Listed entries:
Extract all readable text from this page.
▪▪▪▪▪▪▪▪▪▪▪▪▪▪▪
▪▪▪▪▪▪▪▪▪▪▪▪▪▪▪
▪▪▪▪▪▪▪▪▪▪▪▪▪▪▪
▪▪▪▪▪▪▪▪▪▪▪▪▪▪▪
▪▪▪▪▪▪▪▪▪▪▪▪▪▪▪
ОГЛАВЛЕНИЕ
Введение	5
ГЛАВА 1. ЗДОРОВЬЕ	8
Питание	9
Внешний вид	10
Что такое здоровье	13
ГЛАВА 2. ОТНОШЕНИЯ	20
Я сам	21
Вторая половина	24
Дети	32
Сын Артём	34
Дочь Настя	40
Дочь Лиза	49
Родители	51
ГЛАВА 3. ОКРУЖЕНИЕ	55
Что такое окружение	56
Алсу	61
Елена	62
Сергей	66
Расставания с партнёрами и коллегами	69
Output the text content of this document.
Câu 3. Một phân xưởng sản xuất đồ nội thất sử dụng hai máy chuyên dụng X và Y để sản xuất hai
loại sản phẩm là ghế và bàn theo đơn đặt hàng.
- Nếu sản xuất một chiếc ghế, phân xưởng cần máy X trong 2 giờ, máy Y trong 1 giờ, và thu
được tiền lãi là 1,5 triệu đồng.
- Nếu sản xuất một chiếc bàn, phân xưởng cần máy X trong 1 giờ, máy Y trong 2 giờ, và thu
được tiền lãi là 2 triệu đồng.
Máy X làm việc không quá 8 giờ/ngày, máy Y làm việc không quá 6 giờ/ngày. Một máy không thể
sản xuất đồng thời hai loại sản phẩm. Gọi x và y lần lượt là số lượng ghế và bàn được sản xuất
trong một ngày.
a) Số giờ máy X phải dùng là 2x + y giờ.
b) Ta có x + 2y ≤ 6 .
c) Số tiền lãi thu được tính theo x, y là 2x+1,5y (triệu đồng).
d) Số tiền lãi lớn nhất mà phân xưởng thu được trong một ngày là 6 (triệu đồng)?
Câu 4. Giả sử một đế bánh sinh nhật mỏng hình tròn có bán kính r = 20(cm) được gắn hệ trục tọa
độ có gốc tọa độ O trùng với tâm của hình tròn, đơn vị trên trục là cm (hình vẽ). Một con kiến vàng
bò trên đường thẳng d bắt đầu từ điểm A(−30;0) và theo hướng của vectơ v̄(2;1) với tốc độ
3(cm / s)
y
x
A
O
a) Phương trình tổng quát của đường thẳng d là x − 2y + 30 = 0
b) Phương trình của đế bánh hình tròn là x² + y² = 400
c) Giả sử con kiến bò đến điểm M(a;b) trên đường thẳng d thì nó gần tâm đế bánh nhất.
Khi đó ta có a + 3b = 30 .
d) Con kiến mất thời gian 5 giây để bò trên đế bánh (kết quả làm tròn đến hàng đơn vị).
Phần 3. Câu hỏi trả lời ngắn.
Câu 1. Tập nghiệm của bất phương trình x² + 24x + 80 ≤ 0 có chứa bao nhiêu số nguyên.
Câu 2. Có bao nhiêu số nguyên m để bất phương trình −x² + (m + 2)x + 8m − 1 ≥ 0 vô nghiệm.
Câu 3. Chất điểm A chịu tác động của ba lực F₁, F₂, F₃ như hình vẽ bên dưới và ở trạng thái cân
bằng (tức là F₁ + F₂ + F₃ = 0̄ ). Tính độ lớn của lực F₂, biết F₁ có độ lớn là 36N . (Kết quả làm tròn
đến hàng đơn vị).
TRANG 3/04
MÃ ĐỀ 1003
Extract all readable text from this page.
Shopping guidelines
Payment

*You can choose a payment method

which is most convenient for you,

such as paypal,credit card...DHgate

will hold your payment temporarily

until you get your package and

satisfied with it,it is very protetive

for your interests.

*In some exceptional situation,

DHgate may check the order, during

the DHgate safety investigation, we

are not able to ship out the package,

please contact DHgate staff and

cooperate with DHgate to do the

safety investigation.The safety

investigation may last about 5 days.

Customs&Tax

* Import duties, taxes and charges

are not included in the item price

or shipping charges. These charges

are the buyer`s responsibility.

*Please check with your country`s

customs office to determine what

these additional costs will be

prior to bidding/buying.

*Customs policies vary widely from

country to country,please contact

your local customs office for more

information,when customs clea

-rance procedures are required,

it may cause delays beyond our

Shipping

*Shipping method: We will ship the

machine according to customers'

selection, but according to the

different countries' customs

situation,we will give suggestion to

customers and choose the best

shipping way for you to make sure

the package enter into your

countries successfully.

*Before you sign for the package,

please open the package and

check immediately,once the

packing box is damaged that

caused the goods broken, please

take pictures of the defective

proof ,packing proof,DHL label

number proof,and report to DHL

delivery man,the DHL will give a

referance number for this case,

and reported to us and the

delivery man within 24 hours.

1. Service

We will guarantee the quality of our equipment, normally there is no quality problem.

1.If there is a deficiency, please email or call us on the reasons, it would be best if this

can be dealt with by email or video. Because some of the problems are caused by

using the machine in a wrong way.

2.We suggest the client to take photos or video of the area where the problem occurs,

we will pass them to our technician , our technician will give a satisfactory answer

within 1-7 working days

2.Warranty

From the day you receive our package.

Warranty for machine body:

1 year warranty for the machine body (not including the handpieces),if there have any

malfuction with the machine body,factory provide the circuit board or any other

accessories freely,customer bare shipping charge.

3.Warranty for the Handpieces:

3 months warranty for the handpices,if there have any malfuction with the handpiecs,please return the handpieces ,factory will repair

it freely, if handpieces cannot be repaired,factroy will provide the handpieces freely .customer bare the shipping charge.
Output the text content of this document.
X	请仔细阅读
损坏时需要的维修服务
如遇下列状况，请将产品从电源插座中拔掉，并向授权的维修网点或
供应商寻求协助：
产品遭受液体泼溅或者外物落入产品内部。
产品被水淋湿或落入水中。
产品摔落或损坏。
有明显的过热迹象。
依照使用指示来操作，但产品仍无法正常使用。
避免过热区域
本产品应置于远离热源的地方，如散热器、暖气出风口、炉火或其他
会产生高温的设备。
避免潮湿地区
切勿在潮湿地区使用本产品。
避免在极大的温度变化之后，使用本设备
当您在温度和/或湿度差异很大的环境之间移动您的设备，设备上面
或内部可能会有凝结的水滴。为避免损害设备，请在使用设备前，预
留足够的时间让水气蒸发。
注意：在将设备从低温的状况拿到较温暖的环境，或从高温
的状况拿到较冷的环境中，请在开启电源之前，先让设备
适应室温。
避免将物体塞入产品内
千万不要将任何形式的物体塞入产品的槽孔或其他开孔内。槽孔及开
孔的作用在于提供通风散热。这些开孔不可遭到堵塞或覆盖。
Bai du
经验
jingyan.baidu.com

Directions for this task:
Check each line of the records for the word "được", and show the lines that contain it.

Exercise output:
được tiền lãi là 1,5 triệu đồng.
được tiền lãi là 2 triệu đồng.
sản xuất đồng thời hai loại sản phẩm. Gọi x và y lần lượt là số lượng ghế và bàn được sản xuất
c) Số tiền lãi thu được tính theo x, y là 2x+1,5y (triệu đồng).
d) Số tiền lãi lớn nhất mà phân xưởng thu được trong một ngày là 6 (triệu đồng)?
Câu 4. Giả sử một đế bánh sinh nhật mỏng hình tròn có bán kính r = 20(cm) được gắn hệ trục tọa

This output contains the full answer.